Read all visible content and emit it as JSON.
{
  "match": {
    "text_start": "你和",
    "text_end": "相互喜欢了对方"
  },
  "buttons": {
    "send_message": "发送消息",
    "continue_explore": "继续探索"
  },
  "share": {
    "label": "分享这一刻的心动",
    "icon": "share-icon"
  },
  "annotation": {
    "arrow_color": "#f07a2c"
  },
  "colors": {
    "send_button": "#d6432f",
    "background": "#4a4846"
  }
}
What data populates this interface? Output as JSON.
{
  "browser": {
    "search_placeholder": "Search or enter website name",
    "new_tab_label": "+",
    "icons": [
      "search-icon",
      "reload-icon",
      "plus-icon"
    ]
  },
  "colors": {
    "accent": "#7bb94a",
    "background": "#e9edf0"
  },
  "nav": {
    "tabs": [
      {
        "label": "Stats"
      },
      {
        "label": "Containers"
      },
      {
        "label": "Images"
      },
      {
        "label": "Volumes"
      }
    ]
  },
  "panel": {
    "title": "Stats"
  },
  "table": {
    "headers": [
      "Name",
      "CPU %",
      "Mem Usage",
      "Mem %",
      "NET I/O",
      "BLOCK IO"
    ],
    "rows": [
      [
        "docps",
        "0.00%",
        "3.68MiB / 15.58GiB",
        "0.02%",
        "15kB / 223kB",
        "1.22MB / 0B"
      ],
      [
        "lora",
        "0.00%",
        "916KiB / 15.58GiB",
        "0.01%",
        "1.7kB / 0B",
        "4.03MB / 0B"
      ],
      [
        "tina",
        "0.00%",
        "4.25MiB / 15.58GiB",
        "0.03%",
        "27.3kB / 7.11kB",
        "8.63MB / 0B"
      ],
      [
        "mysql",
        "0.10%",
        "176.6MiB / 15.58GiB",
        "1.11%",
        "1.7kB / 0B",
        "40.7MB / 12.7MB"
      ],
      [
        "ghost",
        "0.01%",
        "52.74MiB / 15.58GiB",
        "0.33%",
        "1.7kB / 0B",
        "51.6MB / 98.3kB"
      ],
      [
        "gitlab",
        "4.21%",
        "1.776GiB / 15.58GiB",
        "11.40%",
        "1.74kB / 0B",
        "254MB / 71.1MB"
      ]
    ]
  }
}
______________________________
# What to produce
Transcribe every entry verbatim.

# The response
Read all visible content and emit it as JSON.
{
  "match": {
    "text_start": "你和",
    "text_end": "相互喜欢了对方"
  },
  "buttons": {
    "send_message": "发送消息",
    "continue_explore": "继续探索"
  },
  "share": {
    "label": "分享这一刻的心动",
    "icon": "share-icon"
  },
  "annotation": {
    "arrow_color": "#f07a2c"
  },
  "colors": {
    "send_button": "#d6432f",
    "background": "#4a4846"
  }
}
What data populates this interface? Output as JSON.
{
  "browser": {
    "search_placeholder": "Search or enter website name",
    "new_tab_label": "+",
    "icons": [
      "search-icon",
      "reload-icon",
      "plus-icon"
    ]
  },
  "colors": {
    "accent": "#7bb94a",
    "background": "#e9edf0"
  },
  "nav": {
    "tabs": [
      {
        "label": "Stats"
      },
      {
        "label": "Containers"
      },
      {
        "label": "Images"
      },
      {
        "label": "Volumes"
      }
    ]
  },
  "panel": {
    "title": "Stats"
  },
  "table": {
    "headers": [
      "Name",
      "CPU %",
      "Mem Usage",
      "Mem %",
      "NET I/O",
      "BLOCK IO"
    ],
    "rows": [
      [
        "docps",
        "0.00%",
        "3.68MiB / 15.58GiB",
        "0.02%",
        "15kB / 223kB",
        "1.22MB / 0B"
      ],
      [
        "lora",
        "0.00%",
        "916KiB / 15.58GiB",
        "0.01%",
        "1.7kB / 0B",
        "4.03MB / 0B"
      ],
      [
        "tina",
        "0.00%",
        "4.25MiB / 15.58GiB",
        "0.03%",
        "27.3kB / 7.11kB",
        "8.63MB / 0B"
      ],
      [
        "mysql",
        "0.10%",
        "176.6MiB / 15.58GiB",
        "1.11%",
        "1.7kB / 0B",
        "40.7MB / 12.7MB"
      ],
      [
        "ghost",
        "0.01%",
        "52.74MiB / 15.58GiB",
        "0.33%",
        "1.7kB / 0B",
        "51.6MB / 98.3kB"
      ],
      [
        "gitlab",
        "4.21%",
        "1.776GiB / 15.58GiB",
        "11.40%",
        "1.74kB / 0B",
        "254MB / 71.1MB"
      ]
    ]
  }
}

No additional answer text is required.